▶ [ITEMS]
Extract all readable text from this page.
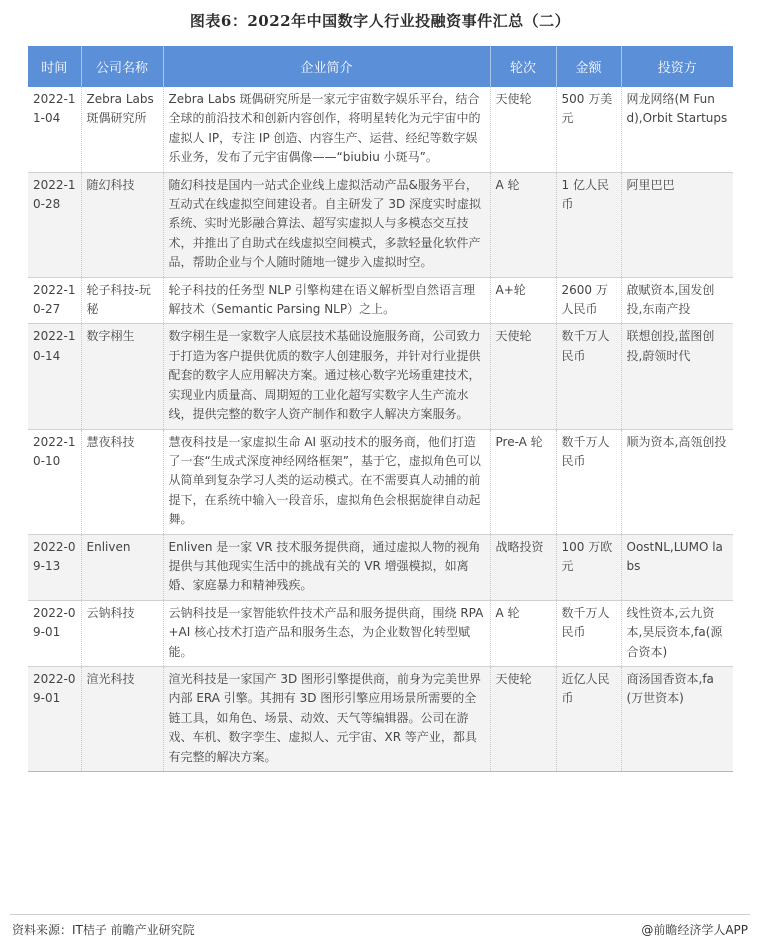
图表6：2022年中国数字人行业投融资事件汇总（二）
时间	公司名称	企业简介	轮次	金额	投资方
2022-11-04	Zebra Labs 斑偶研究所	Zebra Labs 斑偶研究所是一家元宇宙数字娱乐平台，结合全球的前沿技术和创新内容创作，将明星转化为元宇宙中的虚拟人 IP，专注 IP 创造、内容生产、运营、经纪等数字娱乐业务，发布了元宇宙偶像——“biubiu 小斑马”。	天使轮	500 万美元	网龙网络(M Fund),Orbit Startups
2022-10-28	随幻科技	随幻科技是国内一站式企业线上虚拟活动产品&服务平台，互动式在线虚拟空间建设者。自主研发了 3D 深度实时虚拟系统、实时光影融合算法、超写实虚拟人与多模态交互技术，并推出了自助式在线虚拟空间模式，多款轻量化软件产品，帮助企业与个人随时随地一键步入虚拟时空。	A 轮	1 亿人民币	阿里巴巴
2022-10-27	轮子科技-玩秘	轮子科技的任务型 NLP 引擎构建在语义解析型自然语言理解技术（Semantic Parsing NLP）之上。	A+轮	2600 万人民币	啟赋资本,国发创投,东南产投
2022-10-14	数字栩生	数字栩生是一家数字人底层技术基础设施服务商，公司致力于打造为客户提供优质的数字人创建服务，并针对行业提供配套的数字人应用解决方案。通过核心数字光场重建技术，实现业内质量高、周期短的工业化超写实数字人生产流水线，提供完整的数字人资产制作和数字人解决方案服务。	天使轮	数千万人民币	联想创投,蓝图创投,蔚领时代
2022-10-10	慧夜科技	慧夜科技是一家虚拟生命 AI 驱动技术的服务商，他们打造了一套“生成式深度神经网络框架”，基于它，虚拟角色可以从简单到复杂学习人类的运动模式。在不需要真人动捕的前提下，在系统中输入一段音乐，虚拟角色会根据旋律自动起舞。	Pre-A 轮	数千万人民币	顺为资本,高瓴创投
2022-09-13	Enliven	Enliven 是一家 VR 技术服务提供商，通过虚拟人物的视角提供与其他现实生活中的挑战有关的 VR 增强模拟，如离婚、家庭暴力和精神残疾。	战略投资	100 万欧元	OostNL,LUMO labs
2022-09-01	云钠科技	云钠科技是一家智能软件技术产品和服务提供商，围绕 RPA+AI 核心技术打造产品和服务生态，为企业数智化转型赋能。	A 轮	数千万人民币	线性资本,云九资本,昊辰资本,fa(源合资本)
2022-09-01	渲光科技	渲光科技是一家国产 3D 图形引擎提供商，前身为完美世界内部 ERA 引擎。其拥有 3D 图形引擎应用场景所需要的全链工具，如角色、场景、动效、天气等编辑器。公司在游戏、车机、数字孪生、虚拟人、元宇宙、XR 等产业，都具有完整的解决方案。	天使轮	近亿人民币	商汤国香资本,fa(万世资本)
资料来源：IT桔子 前瞻产业研究院	@前瞻经济学人APP
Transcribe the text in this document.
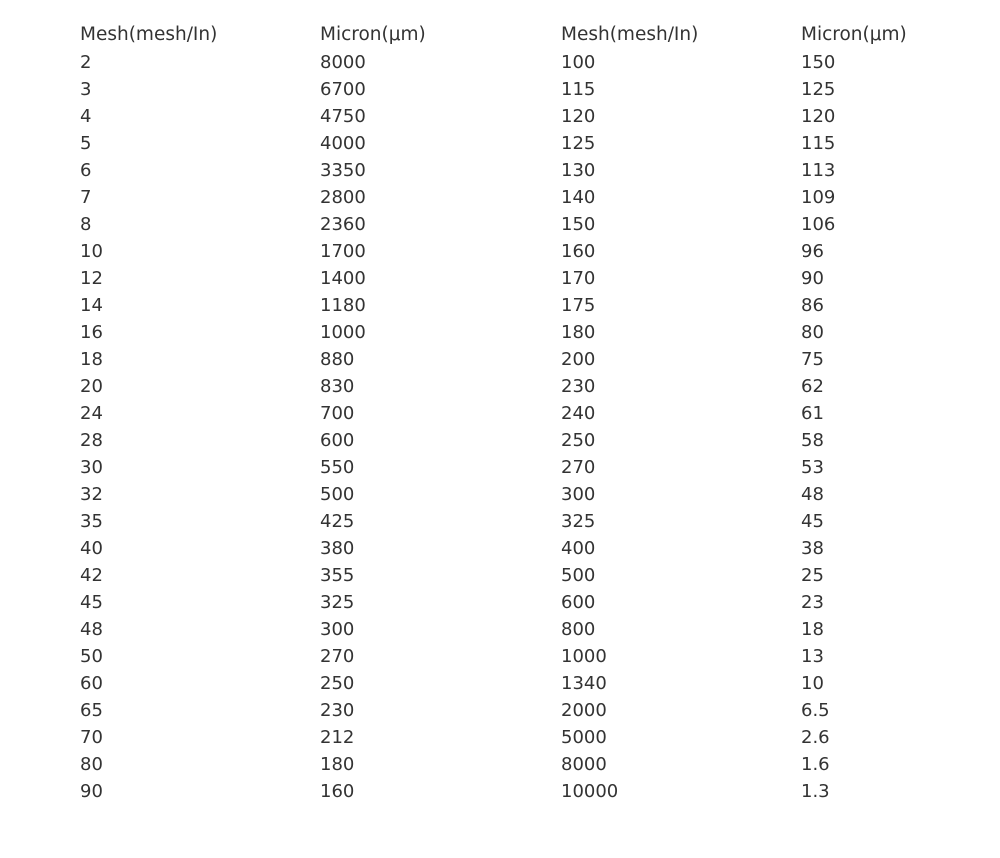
Mesh(mesh/In)	Micron(μm)	Mesh(mesh/In)	Micron(μm)
2	8000	100	150
3	6700	115	125
4	4750	120	120
5	4000	125	115
6	3350	130	113
7	2800	140	109
8	2360	150	106
10	1700	160	96
12	1400	170	90
14	1180	175	86
16	1000	180	80
18	880	200	75
20	830	230	62
24	700	240	61
28	600	250	58
30	550	270	53
32	500	300	48
35	425	325	45
40	380	400	38
42	355	500	25
45	325	600	23
48	300	800	18
50	270	1000	13
60	250	1340	10
65	230	2000	6.5
70	212	5000	2.6
80	180	8000	1.6
90	160	10000	1.3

▶ [STATED PROBLEM] Reproduce each entry precisely, dropping only the pictures.

▶ [SOLVED EXERCISE]
Extract all readable text from this page.
图表6：2022年中国数字人行业投融资事件汇总（二）
时间	公司名称	企业简介	轮次	金额	投资方
2022-11-04	Zebra Labs 斑偶研究所	Zebra Labs 斑偶研究所是一家元宇宙数字娱乐平台，结合全球的前沿技术和创新内容创作，将明星转化为元宇宙中的虚拟人 IP，专注 IP 创造、内容生产、运营、经纪等数字娱乐业务，发布了元宇宙偶像——“biubiu 小斑马”。	天使轮	500 万美元	网龙网络(M Fund),Orbit Startups
2022-10-28	随幻科技	随幻科技是国内一站式企业线上虚拟活动产品&服务平台，互动式在线虚拟空间建设者。自主研发了 3D 深度实时虚拟系统、实时光影融合算法、超写实虚拟人与多模态交互技术，并推出了自助式在线虚拟空间模式，多款轻量化软件产品，帮助企业与个人随时随地一键步入虚拟时空。	A 轮	1 亿人民币	阿里巴巴
2022-10-27	轮子科技-玩秘	轮子科技的任务型 NLP 引擎构建在语义解析型自然语言理解技术（Semantic Parsing NLP）之上。	A+轮	2600 万人民币	啟赋资本,国发创投,东南产投
2022-10-14	数字栩生	数字栩生是一家数字人底层技术基础设施服务商，公司致力于打造为客户提供优质的数字人创建服务，并针对行业提供配套的数字人应用解决方案。通过核心数字光场重建技术，实现业内质量高、周期短的工业化超写实数字人生产流水线，提供完整的数字人资产制作和数字人解决方案服务。	天使轮	数千万人民币	联想创投,蓝图创投,蔚领时代
2022-10-10	慧夜科技	慧夜科技是一家虚拟生命 AI 驱动技术的服务商，他们打造了一套“生成式深度神经网络框架”，基于它，虚拟角色可以从简单到复杂学习人类的运动模式。在不需要真人动捕的前提下，在系统中输入一段音乐，虚拟角色会根据旋律自动起舞。	Pre-A 轮	数千万人民币	顺为资本,高瓴创投
2022-09-13	Enliven	Enliven 是一家 VR 技术服务提供商，通过虚拟人物的视角提供与其他现实生活中的挑战有关的 VR 增强模拟，如离婚、家庭暴力和精神残疾。	战略投资	100 万欧元	OostNL,LUMO labs
2022-09-01	云钠科技	云钠科技是一家智能软件技术产品和服务提供商，围绕 RPA+AI 核心技术打造产品和服务生态，为企业数智化转型赋能。	A 轮	数千万人民币	线性资本,云九资本,昊辰资本,fa(源合资本)
2022-09-01	渲光科技	渲光科技是一家国产 3D 图形引擎提供商，前身为完美世界内部 ERA 引擎。其拥有 3D 图形引擎应用场景所需要的全链工具，如角色、场景、动效、天气等编辑器。公司在游戏、车机、数字孪生、虚拟人、元宇宙、XR 等产业，都具有完整的解决方案。	天使轮	近亿人民币	商汤国香资本,fa(万世资本)
资料来源：IT桔子 前瞻产业研究院	@前瞻经济学人APP
Transcribe the text in this document.
Mesh(mesh/In)	Micron(μm)	Mesh(mesh/In)	Micron(μm)
2	8000	100	150
3	6700	115	125
4	4750	120	120
5	4000	125	115
6	3350	130	113
7	2800	140	109
8	2360	150	106
10	1700	160	96
12	1400	170	90
14	1180	175	86
16	1000	180	80
18	880	200	75
20	830	230	62
24	700	240	61
28	600	250	58
30	550	270	53
32	500	300	48
35	425	325	45
40	380	400	38
42	355	500	25
45	325	600	23
48	300	800	18
50	270	1000	13
60	250	1340	10
65	230	2000	6.5
70	212	5000	2.6
80	180	8000	1.6
90	160	10000	1.3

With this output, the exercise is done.